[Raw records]

--

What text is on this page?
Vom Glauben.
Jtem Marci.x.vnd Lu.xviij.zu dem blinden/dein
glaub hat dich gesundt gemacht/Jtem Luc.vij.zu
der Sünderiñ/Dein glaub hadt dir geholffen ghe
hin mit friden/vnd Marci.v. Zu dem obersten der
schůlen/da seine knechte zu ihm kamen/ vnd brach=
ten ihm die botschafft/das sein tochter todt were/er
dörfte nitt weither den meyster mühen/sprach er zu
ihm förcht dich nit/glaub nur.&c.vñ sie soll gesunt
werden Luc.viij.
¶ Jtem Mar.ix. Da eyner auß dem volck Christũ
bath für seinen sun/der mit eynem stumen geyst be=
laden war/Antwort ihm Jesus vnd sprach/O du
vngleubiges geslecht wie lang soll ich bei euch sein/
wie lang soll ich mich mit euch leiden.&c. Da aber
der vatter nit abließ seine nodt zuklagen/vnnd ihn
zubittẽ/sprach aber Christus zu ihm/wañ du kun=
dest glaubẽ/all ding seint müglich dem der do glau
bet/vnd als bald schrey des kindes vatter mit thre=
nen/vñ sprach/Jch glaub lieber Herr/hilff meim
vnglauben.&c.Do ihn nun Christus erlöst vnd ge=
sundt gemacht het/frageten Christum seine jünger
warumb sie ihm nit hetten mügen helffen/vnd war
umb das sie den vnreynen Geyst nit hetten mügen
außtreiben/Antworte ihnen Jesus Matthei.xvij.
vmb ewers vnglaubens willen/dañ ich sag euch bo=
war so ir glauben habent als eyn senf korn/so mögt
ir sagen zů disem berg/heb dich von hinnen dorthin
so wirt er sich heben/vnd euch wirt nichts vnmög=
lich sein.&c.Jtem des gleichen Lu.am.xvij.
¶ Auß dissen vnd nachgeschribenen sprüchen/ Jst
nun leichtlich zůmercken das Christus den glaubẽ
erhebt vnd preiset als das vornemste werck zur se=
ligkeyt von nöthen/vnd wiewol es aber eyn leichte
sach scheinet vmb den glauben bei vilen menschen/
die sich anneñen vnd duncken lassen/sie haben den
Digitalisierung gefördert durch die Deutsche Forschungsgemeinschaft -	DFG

--

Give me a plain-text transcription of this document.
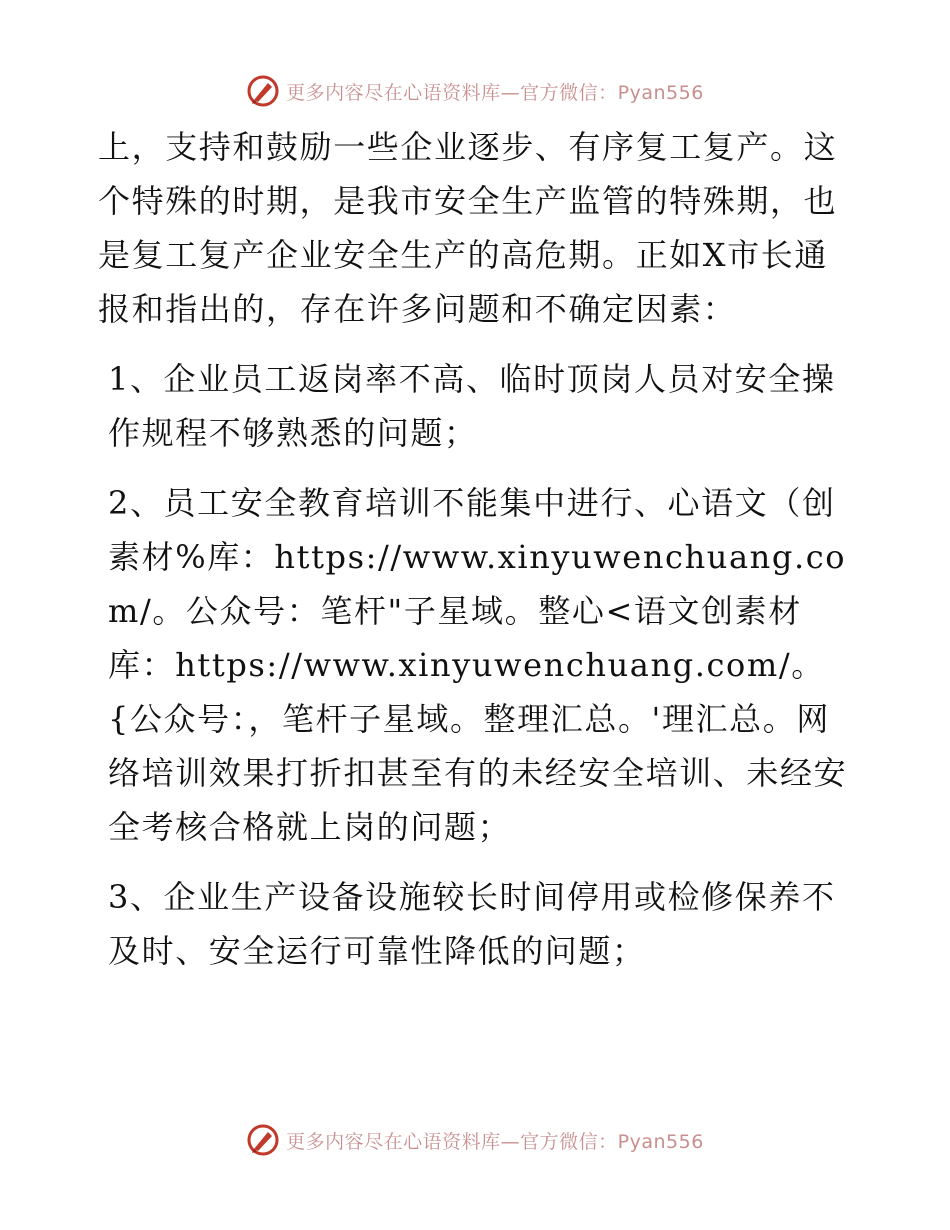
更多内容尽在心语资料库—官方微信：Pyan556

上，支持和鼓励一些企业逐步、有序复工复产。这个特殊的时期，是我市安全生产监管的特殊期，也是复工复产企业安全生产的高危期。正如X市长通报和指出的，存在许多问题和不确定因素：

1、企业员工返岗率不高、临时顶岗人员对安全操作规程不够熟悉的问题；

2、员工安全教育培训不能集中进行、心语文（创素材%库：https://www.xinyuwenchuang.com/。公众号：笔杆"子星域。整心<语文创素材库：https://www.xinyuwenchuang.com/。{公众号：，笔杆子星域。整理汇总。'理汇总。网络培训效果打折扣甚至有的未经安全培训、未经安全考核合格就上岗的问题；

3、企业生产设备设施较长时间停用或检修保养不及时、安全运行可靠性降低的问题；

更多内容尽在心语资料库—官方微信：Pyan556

--

- [Task brief] Select from the material above each line in which the string "dich" appears, and list those lines.

- [Output of the task]
glaub hat dich gesundt gemacht/Jtem Luc.vij.zu
ihm förcht dich nit/glaub nur.&c.vñ sie soll gesunt
ir sagen zů disem berg/heb dich von hinnen dorthin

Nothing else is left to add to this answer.